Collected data
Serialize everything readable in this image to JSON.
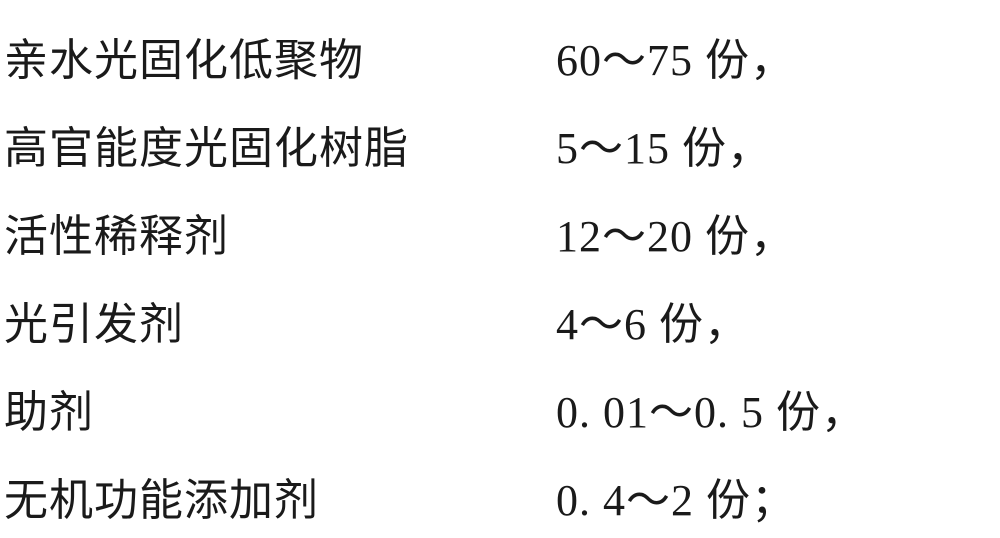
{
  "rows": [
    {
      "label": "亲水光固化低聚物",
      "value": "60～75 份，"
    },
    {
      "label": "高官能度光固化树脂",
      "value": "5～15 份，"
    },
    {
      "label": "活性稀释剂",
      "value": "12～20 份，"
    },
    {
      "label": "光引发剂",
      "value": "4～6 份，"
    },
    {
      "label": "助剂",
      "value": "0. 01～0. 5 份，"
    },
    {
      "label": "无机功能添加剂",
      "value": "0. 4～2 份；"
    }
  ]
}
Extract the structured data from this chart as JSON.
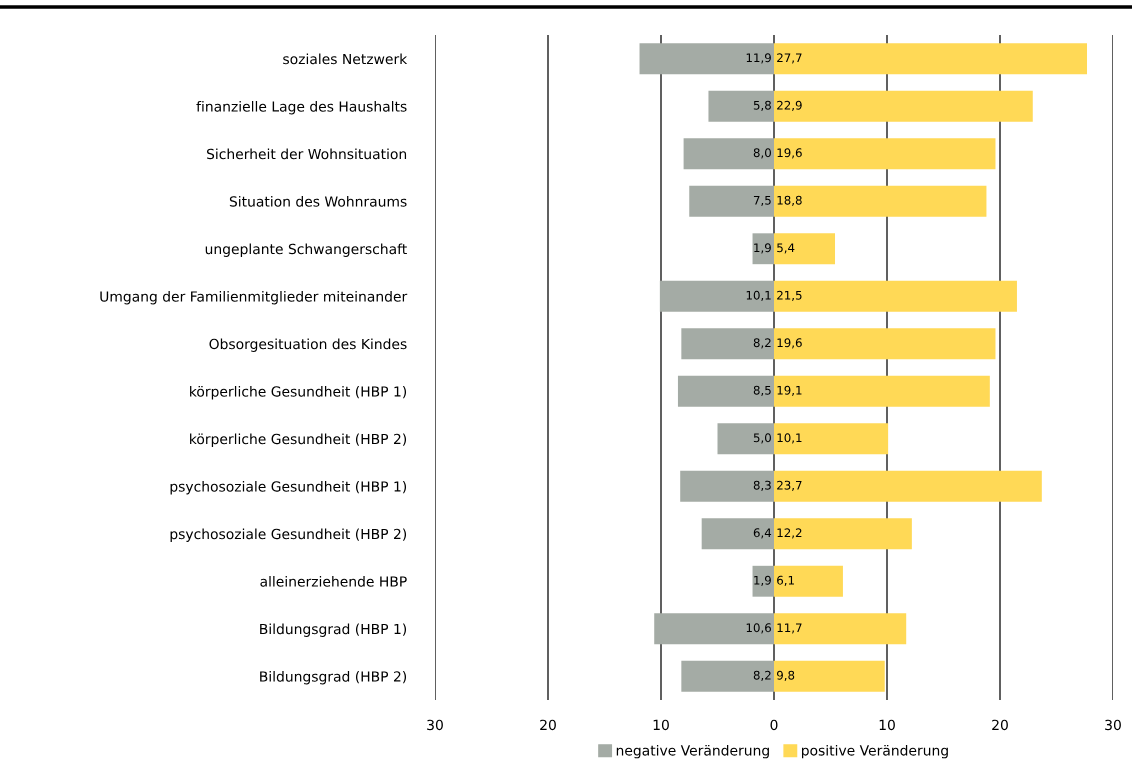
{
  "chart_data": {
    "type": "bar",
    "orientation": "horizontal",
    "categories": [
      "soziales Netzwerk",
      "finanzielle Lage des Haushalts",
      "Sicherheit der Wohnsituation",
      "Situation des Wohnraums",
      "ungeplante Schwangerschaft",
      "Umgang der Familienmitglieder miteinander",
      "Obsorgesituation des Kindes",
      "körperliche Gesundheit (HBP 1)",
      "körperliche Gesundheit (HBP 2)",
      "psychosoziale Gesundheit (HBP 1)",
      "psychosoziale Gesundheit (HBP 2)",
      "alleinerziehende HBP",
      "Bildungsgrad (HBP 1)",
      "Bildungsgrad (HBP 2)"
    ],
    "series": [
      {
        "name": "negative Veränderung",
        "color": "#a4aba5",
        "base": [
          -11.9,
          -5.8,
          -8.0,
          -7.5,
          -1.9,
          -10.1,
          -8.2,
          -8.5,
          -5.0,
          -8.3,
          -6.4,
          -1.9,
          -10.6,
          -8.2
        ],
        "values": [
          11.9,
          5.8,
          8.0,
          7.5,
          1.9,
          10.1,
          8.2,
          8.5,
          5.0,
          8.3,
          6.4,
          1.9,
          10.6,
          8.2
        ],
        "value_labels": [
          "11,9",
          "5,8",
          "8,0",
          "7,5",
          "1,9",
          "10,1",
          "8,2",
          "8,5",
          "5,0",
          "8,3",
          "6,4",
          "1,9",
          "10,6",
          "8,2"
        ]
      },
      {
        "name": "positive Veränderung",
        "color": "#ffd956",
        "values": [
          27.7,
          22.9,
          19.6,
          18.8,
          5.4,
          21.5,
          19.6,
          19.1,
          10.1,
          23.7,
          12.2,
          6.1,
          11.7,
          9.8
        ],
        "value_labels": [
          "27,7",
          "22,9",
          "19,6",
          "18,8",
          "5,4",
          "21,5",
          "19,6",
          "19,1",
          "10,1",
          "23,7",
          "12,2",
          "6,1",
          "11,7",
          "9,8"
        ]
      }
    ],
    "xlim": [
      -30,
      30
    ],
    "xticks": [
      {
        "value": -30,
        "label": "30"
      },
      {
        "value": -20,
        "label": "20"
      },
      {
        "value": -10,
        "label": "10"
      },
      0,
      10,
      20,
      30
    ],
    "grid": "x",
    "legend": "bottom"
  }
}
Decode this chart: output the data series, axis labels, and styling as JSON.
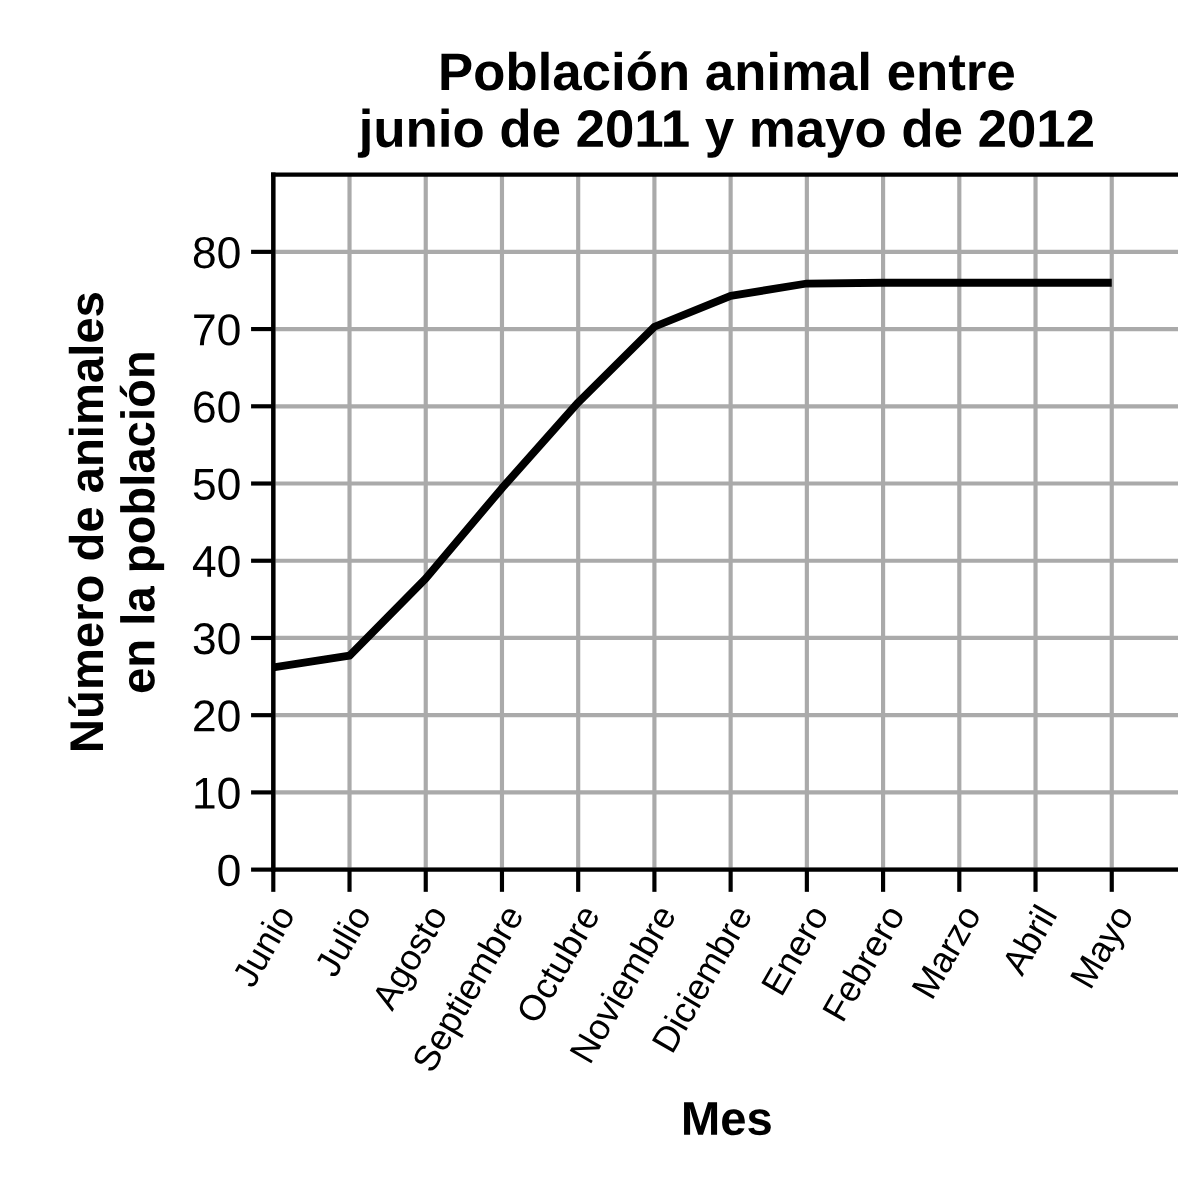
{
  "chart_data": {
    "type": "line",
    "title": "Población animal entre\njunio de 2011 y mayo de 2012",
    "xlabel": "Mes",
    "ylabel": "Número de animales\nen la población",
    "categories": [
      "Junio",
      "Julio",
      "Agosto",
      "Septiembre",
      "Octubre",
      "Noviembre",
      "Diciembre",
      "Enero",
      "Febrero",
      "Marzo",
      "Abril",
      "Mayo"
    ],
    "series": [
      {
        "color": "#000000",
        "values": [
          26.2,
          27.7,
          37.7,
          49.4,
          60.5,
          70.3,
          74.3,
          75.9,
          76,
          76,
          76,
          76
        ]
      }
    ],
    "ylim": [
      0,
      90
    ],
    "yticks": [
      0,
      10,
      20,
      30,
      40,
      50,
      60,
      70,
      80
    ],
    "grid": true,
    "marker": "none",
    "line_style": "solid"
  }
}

Goal.
Every line above that contains the word "this" should be reported.

Problem solution.
Serialize everything readable in this image to JSON.
Extract the structured data from this chart as JSON.
Decode this chart: output the data series, axis labels, and styling as JSON.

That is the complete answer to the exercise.